Olivier Grenson  : C’est vraiment génial de pouvoir travailler avec deux scénaristes de cette envergure. Bien sûr, je découvre des manières de fonctionner et des personnalités différentes. Le tout était de me sentir bien dans les deux cas. C’est toujours étonnant pour moi dans une collaboration de voir de quelle manière je vais me retrouver dans l’histoire et comment je vais pouvoir me la réapproprier. Avec Denis Lapière, c’est une autre manière de fonctionner qu’avec Jean Dufaux. Il a une autre approche des personnages et cela m’aide à travailler différemment la psychologie des personnages et le jeu d’acteurs, donc mon dessin change. Mais tout deux ont un regard particulier sur le dessinateur qui collabore. Ce regard-là est intéressant pour un dessinateur ou un acteur.

-- OBJECTIF DE LA TÂCHE --
Reproduisez mot pour mot le passage de l'extrait sur le travail avec deux scénaristes, en partant des mots « Olivier Grenson  : C’est » et en vous arrêtant après « ou un acteur. ». Appuyez-vous uniquement sur l'extrait.

-- ENREGISTREMENTS DE DONNÉES --

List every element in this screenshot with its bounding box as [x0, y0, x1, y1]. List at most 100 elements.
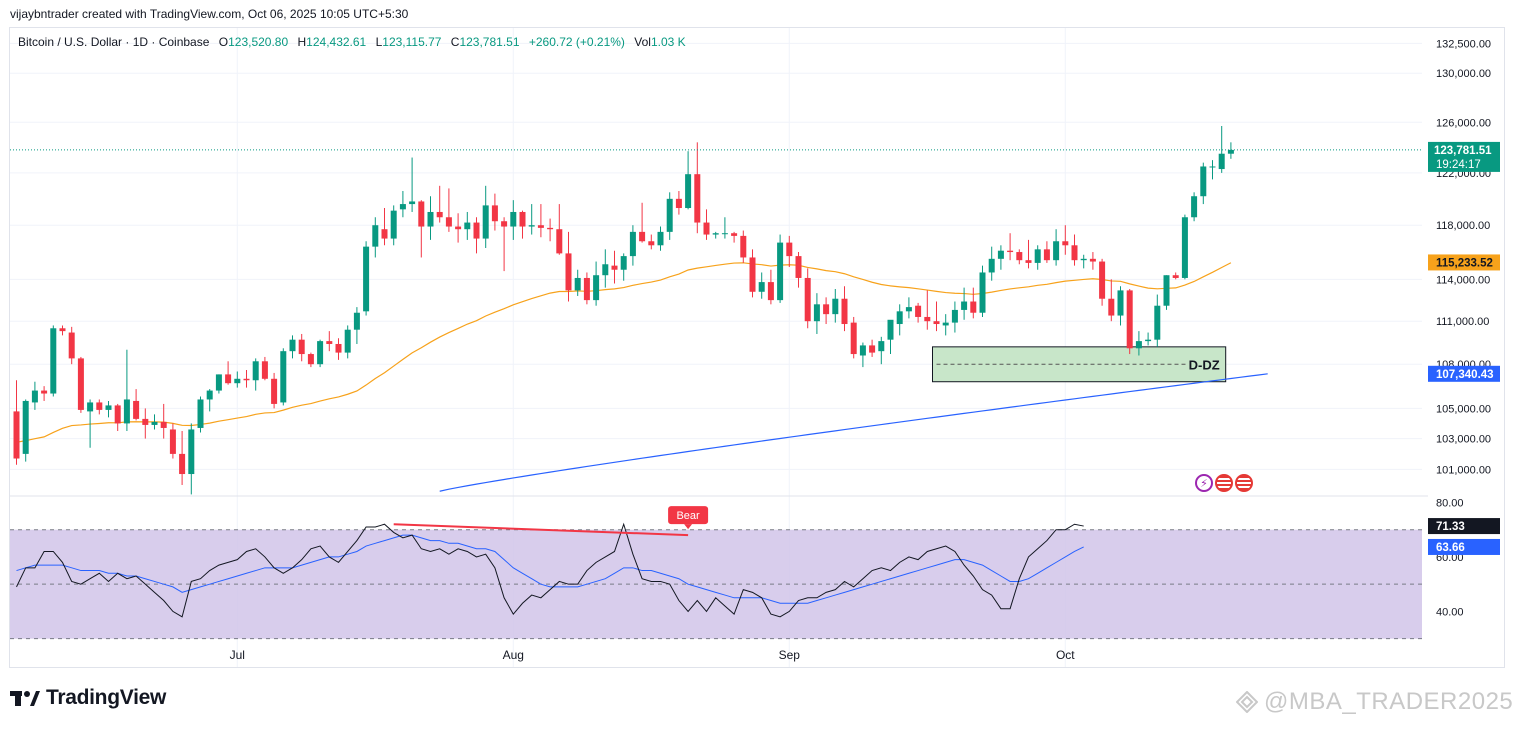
candle[interactable]	[593, 261, 600, 306]
candle[interactable]	[583, 272, 590, 305]
candle[interactable]	[409, 157, 416, 212]
candle[interactable]	[363, 241, 370, 316]
candle[interactable]	[813, 293, 820, 334]
candle[interactable]	[878, 336, 885, 365]
candle[interactable]	[970, 287, 977, 319]
candle[interactable]	[455, 213, 462, 243]
candle[interactable]	[712, 231, 719, 239]
symbol-name[interactable]: Bitcoin / U.S. Dollar · 1D · Coinbase	[18, 35, 210, 49]
candle[interactable]	[1135, 331, 1142, 356]
candle[interactable]	[197, 396, 204, 433]
candle[interactable]	[243, 370, 250, 388]
candle[interactable]	[602, 249, 609, 288]
candle[interactable]	[335, 338, 342, 360]
candle[interactable]	[657, 226, 664, 251]
event-icons[interactable]: ⚡	[1195, 474, 1255, 492]
candle[interactable]	[1053, 229, 1060, 266]
candle[interactable]	[832, 289, 839, 323]
candle[interactable]	[445, 188, 452, 232]
candle[interactable]	[933, 301, 940, 332]
candle[interactable]	[169, 423, 176, 459]
candle[interactable]	[988, 246, 995, 281]
candle[interactable]	[749, 249, 756, 298]
candle[interactable]	[344, 325, 351, 359]
candle[interactable]	[611, 250, 618, 284]
candle[interactable]	[427, 196, 434, 240]
candle[interactable]	[758, 272, 765, 299]
candle[interactable]	[547, 218, 554, 242]
candle[interactable]	[1099, 258, 1106, 306]
candle[interactable]	[685, 151, 692, 210]
candle[interactable]	[326, 331, 333, 352]
candle[interactable]	[87, 399, 94, 448]
candle[interactable]	[1034, 245, 1041, 270]
candle[interactable]	[206, 389, 213, 412]
candle[interactable]	[105, 400, 112, 418]
candle[interactable]	[924, 290, 931, 330]
candle[interactable]	[1016, 249, 1023, 265]
candle[interactable]	[501, 217, 508, 272]
candle[interactable]	[951, 301, 958, 333]
us-flag-icon[interactable]	[1235, 474, 1253, 492]
candle[interactable]	[519, 210, 526, 239]
candle[interactable]	[556, 204, 563, 255]
candle[interactable]	[41, 386, 48, 401]
candle[interactable]	[50, 325, 57, 397]
candle[interactable]	[215, 374, 222, 394]
symbol-legend[interactable]: Bitcoin / U.S. Dollar · 1D · Coinbase O1…	[18, 35, 686, 49]
candle[interactable]	[786, 235, 793, 267]
candle[interactable]	[887, 319, 894, 355]
candle[interactable]	[823, 297, 830, 325]
candle[interactable]	[869, 339, 876, 357]
candle[interactable]	[179, 430, 186, 485]
candle[interactable]	[997, 245, 1004, 270]
candle[interactable]	[731, 231, 738, 243]
candle[interactable]	[491, 193, 498, 231]
candle[interactable]	[234, 371, 241, 388]
candle[interactable]	[22, 399, 29, 462]
candle[interactable]	[905, 297, 912, 319]
candle[interactable]	[804, 268, 811, 329]
candle[interactable]	[1126, 289, 1133, 355]
candle[interactable]	[353, 307, 360, 344]
candle[interactable]	[629, 225, 636, 266]
candle[interactable]	[151, 414, 158, 430]
candle[interactable]	[252, 358, 259, 391]
candle[interactable]	[1025, 239, 1032, 269]
candle[interactable]	[510, 200, 517, 240]
candle[interactable]	[1108, 279, 1115, 322]
candle[interactable]	[1209, 160, 1216, 180]
candle[interactable]	[942, 314, 949, 336]
candle[interactable]	[648, 234, 655, 250]
candle[interactable]	[225, 361, 232, 385]
candle[interactable]	[740, 230, 747, 263]
candle[interactable]	[1154, 294, 1161, 347]
candle[interactable]	[528, 204, 535, 235]
candle[interactable]	[979, 265, 986, 317]
bearish-divergence-line[interactable]	[393, 523, 689, 537]
candle[interactable]	[565, 231, 572, 302]
candle[interactable]	[639, 202, 646, 243]
candle[interactable]	[795, 252, 802, 288]
candle[interactable]	[261, 356, 268, 381]
candle[interactable]	[1089, 252, 1096, 270]
us-flag-icon[interactable]	[1215, 474, 1233, 492]
candle[interactable]	[1191, 192, 1198, 222]
candle[interactable]	[574, 269, 581, 296]
candle[interactable]	[298, 333, 305, 362]
candle[interactable]	[841, 286, 848, 332]
candle[interactable]	[1181, 214, 1188, 280]
candle[interactable]	[68, 326, 75, 365]
candle[interactable]	[381, 208, 388, 246]
candle[interactable]	[96, 399, 103, 415]
candle[interactable]	[280, 348, 287, 406]
candle[interactable]	[1200, 162, 1207, 205]
candle[interactable]	[537, 204, 544, 238]
candle[interactable]	[666, 192, 673, 240]
candle[interactable]	[850, 316, 857, 359]
candle[interactable]	[59, 325, 66, 336]
candle[interactable]	[13, 380, 20, 465]
candle[interactable]	[767, 269, 774, 305]
candle[interactable]	[473, 217, 480, 254]
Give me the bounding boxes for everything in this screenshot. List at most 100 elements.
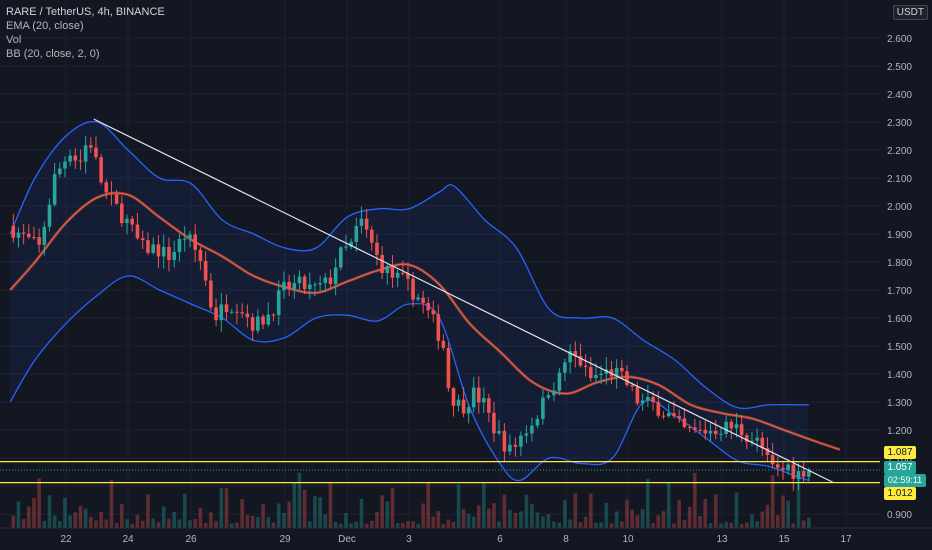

-- RÉPONSE CORRECTE --
Olivier Grenson  : C’est vraiment génial de pouvoir travailler avec deux scénaristes de cette envergure. Bien sûr, je découvre des manières de fonctionner et des personnalités différentes. Le tout était de me sentir bien dans les deux cas. C’est toujours étonnant pour moi dans une collaboration de voir de quelle manière je vais me retrouver dans l’histoire et comment je vais pouvoir me la réapproprier. Avec Denis Lapière, c’est une autre manière de fonctionner qu’avec Jean Dufaux. Il a une autre approche des personnages et cela m’aide à travailler différemment la psychologie des personnages et le jeu d’acteurs, donc mon dessin change. Mais tout deux ont un regard particulier sur le dessinateur qui collabore. Ce regard-là est intéressant pour un dessinateur ou un acteur.